Write out all the data again, exactly as it stands.

▬▬▬▬▬▬▬▬▬▬

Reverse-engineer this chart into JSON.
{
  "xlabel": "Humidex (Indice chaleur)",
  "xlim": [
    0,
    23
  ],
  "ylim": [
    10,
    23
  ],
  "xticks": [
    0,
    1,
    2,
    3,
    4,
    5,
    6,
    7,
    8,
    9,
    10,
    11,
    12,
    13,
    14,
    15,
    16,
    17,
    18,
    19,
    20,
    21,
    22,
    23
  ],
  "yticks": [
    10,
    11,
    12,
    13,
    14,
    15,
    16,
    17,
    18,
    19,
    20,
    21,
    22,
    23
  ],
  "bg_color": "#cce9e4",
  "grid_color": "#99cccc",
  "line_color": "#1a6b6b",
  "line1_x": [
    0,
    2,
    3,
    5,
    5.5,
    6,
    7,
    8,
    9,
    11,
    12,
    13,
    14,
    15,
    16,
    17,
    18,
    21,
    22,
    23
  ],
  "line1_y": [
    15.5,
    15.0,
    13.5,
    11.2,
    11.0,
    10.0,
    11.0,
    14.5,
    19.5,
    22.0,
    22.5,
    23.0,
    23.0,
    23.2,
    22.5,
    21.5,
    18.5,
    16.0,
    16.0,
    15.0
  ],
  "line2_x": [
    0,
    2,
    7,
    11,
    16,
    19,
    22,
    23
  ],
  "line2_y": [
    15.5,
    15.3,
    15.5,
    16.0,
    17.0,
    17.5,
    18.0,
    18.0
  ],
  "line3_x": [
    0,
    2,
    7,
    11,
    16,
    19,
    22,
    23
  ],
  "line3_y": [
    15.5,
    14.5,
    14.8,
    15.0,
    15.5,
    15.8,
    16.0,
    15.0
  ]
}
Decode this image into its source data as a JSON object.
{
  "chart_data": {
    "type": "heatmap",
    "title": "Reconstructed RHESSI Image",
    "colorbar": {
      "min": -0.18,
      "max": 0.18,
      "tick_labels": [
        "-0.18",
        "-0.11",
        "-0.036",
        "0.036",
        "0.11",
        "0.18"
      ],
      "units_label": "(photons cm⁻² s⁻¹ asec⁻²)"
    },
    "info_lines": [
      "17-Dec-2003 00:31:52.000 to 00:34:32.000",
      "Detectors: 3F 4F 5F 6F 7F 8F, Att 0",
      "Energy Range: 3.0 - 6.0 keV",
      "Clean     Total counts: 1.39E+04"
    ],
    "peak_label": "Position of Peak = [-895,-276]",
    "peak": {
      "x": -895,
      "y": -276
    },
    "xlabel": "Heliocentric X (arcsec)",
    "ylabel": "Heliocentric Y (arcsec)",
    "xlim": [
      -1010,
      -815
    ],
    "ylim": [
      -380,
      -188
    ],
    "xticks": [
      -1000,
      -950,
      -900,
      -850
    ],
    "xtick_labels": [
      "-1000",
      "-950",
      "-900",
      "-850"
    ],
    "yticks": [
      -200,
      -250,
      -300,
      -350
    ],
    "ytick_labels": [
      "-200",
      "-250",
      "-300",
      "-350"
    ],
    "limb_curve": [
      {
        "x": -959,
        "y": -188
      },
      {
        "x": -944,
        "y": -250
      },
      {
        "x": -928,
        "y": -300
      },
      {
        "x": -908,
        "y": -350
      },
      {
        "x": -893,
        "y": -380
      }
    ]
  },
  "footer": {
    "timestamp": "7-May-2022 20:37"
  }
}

▬▬▬▬▬▬▬▬▬▬

§ **RESULT**
Reverse-engineer this chart into JSON.
{
  "xlabel": "Humidex (Indice chaleur)",
  "xlim": [
    0,
    23
  ],
  "ylim": [
    10,
    23
  ],
  "xticks": [
    0,
    1,
    2,
    3,
    4,
    5,
    6,
    7,
    8,
    9,
    10,
    11,
    12,
    13,
    14,
    15,
    16,
    17,
    18,
    19,
    20,
    21,
    22,
    23
  ],
  "yticks": [
    10,
    11,
    12,
    13,
    14,
    15,
    16,
    17,
    18,
    19,
    20,
    21,
    22,
    23
  ],
  "bg_color": "#cce9e4",
  "grid_color": "#99cccc",
  "line_color": "#1a6b6b",
  "line1_x": [
    0,
    2,
    3,
    5,
    5.5,
    6,
    7,
    8,
    9,
    11,
    12,
    13,
    14,
    15,
    16,
    17,
    18,
    21,
    22,
    23
  ],
  "line1_y": [
    15.5,
    15.0,
    13.5,
    11.2,
    11.0,
    10.0,
    11.0,
    14.5,
    19.5,
    22.0,
    22.5,
    23.0,
    23.0,
    23.2,
    22.5,
    21.5,
    18.5,
    16.0,
    16.0,
    15.0
  ],
  "line2_x": [
    0,
    2,
    7,
    11,
    16,
    19,
    22,
    23
  ],
  "line2_y": [
    15.5,
    15.3,
    15.5,
    16.0,
    17.0,
    17.5,
    18.0,
    18.0
  ],
  "line3_x": [
    0,
    2,
    7,
    11,
    16,
    19,
    22,
    23
  ],
  "line3_y": [
    15.5,
    14.5,
    14.8,
    15.0,
    15.5,
    15.8,
    16.0,
    15.0
  ]
}
Decode this image into its source data as a JSON object.
{
  "chart_data": {
    "type": "heatmap",
    "title": "Reconstructed RHESSI Image",
    "colorbar": {
      "min": -0.18,
      "max": 0.18,
      "tick_labels": [
        "-0.18",
        "-0.11",
        "-0.036",
        "0.036",
        "0.11",
        "0.18"
      ],
      "units_label": "(photons cm⁻² s⁻¹ asec⁻²)"
    },
    "info_lines": [
      "17-Dec-2003 00:31:52.000 to 00:34:32.000",
      "Detectors: 3F 4F 5F 6F 7F 8F, Att 0",
      "Energy Range: 3.0 - 6.0 keV",
      "Clean     Total counts: 1.39E+04"
    ],
    "peak_label": "Position of Peak = [-895,-276]",
    "peak": {
      "x": -895,
      "y": -276
    },
    "xlabel": "Heliocentric X (arcsec)",
    "ylabel": "Heliocentric Y (arcsec)",
    "xlim": [
      -1010,
      -815
    ],
    "ylim": [
      -380,
      -188
    ],
    "xticks": [
      -1000,
      -950,
      -900,
      -850
    ],
    "xtick_labels": [
      "-1000",
      "-950",
      "-900",
      "-850"
    ],
    "yticks": [
      -200,
      -250,
      -300,
      -350
    ],
    "ytick_labels": [
      "-200",
      "-250",
      "-300",
      "-350"
    ],
    "limb_curve": [
      {
        "x": -959,
        "y": -188
      },
      {
        "x": -944,
        "y": -250
      },
      {
        "x": -928,
        "y": -300
      },
      {
        "x": -908,
        "y": -350
      },
      {
        "x": -893,
        "y": -380
      }
    ]
  },
  "footer": {
    "timestamp": "7-May-2022 20:37"
  }
}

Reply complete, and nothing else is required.